• [Exercise instructions]:
Pick out each line of the records in which the word "color" appears.

• [Data supplied]:
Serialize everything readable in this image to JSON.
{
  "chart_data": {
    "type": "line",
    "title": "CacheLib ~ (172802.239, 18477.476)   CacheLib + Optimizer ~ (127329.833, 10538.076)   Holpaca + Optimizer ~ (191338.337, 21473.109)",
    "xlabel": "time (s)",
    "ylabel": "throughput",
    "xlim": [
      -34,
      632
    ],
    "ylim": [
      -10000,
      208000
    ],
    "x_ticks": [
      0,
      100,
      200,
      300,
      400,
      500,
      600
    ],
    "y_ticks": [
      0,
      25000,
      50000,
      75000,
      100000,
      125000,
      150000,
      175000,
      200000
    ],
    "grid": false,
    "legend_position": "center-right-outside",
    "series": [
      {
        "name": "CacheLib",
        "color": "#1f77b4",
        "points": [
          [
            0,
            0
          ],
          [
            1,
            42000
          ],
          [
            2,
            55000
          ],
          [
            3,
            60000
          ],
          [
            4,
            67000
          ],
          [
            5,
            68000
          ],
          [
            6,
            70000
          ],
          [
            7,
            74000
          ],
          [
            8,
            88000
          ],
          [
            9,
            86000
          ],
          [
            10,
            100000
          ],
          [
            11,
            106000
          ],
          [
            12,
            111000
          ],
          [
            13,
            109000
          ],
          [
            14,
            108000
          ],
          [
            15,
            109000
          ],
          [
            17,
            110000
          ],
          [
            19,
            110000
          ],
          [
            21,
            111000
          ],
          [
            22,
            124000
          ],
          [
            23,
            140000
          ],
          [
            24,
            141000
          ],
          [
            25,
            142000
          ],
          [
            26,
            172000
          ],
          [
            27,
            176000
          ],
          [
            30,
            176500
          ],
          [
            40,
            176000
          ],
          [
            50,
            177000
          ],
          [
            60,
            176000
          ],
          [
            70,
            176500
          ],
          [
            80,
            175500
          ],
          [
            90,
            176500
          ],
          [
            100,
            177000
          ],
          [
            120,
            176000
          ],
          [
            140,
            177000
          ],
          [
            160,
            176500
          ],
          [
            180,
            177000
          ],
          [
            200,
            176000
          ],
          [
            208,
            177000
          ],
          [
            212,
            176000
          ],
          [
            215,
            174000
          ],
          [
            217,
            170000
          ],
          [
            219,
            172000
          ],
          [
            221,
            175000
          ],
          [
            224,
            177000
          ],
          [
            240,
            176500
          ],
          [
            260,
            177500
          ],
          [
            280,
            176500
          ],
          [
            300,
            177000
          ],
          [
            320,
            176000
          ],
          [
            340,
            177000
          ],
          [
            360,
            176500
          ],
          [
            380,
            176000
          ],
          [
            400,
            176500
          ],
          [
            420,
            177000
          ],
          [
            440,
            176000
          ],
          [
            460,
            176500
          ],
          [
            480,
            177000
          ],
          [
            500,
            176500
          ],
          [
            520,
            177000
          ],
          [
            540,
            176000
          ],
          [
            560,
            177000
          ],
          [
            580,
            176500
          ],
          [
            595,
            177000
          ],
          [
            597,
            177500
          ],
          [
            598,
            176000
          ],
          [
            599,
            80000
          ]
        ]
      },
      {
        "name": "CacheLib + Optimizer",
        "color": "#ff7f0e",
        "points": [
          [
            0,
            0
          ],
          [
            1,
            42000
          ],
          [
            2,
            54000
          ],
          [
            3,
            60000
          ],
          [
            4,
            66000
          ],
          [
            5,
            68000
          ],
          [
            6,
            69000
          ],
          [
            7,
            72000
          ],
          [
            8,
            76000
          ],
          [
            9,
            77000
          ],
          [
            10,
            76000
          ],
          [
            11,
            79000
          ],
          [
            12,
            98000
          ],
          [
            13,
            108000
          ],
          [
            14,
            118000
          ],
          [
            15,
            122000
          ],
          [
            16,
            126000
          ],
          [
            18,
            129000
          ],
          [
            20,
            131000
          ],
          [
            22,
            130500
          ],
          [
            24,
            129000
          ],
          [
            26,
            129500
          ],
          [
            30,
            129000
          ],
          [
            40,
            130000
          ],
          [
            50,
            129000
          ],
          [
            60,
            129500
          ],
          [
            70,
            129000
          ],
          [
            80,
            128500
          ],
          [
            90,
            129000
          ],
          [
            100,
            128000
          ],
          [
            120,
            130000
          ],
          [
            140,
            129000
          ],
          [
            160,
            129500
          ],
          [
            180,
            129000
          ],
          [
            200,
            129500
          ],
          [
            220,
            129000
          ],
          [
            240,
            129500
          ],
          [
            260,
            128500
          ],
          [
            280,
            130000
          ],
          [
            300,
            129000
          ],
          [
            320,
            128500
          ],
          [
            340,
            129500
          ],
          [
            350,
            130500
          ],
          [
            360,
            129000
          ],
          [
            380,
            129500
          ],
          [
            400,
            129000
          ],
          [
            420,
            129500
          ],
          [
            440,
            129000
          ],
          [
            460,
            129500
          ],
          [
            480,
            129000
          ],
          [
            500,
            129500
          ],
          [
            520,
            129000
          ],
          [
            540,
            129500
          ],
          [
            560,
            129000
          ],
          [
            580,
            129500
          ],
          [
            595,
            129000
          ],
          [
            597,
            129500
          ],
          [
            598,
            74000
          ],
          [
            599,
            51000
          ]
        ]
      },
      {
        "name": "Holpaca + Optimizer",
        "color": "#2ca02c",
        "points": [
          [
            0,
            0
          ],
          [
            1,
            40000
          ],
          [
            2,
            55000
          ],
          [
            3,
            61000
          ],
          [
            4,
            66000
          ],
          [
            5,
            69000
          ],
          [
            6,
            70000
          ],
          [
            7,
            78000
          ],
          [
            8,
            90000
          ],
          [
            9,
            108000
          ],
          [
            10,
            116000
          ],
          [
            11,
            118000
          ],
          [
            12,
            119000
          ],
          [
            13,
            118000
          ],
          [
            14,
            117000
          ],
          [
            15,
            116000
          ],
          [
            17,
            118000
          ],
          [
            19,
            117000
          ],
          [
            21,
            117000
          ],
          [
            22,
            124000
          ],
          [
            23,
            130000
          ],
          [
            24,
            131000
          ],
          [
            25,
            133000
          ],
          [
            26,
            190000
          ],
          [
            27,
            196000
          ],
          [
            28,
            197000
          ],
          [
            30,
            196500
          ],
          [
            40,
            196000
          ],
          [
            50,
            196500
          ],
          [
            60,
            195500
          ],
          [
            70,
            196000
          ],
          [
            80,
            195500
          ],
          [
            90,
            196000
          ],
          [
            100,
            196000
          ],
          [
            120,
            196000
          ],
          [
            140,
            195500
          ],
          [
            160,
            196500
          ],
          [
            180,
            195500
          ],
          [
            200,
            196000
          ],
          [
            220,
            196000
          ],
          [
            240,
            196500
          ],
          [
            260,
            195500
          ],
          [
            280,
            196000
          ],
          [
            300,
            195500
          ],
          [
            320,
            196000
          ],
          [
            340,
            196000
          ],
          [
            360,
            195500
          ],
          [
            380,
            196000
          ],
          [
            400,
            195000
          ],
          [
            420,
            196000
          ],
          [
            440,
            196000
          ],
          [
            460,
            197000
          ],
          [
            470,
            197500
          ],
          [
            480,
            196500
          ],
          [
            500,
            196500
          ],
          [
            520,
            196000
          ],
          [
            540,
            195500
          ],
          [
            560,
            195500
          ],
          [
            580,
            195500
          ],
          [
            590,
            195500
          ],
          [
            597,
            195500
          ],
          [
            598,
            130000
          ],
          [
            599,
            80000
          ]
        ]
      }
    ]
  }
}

• [Solution to the exercise]:
        "color": "#1f77b4",
        "color": "#ff7f0e",
        "color": "#2ca02c",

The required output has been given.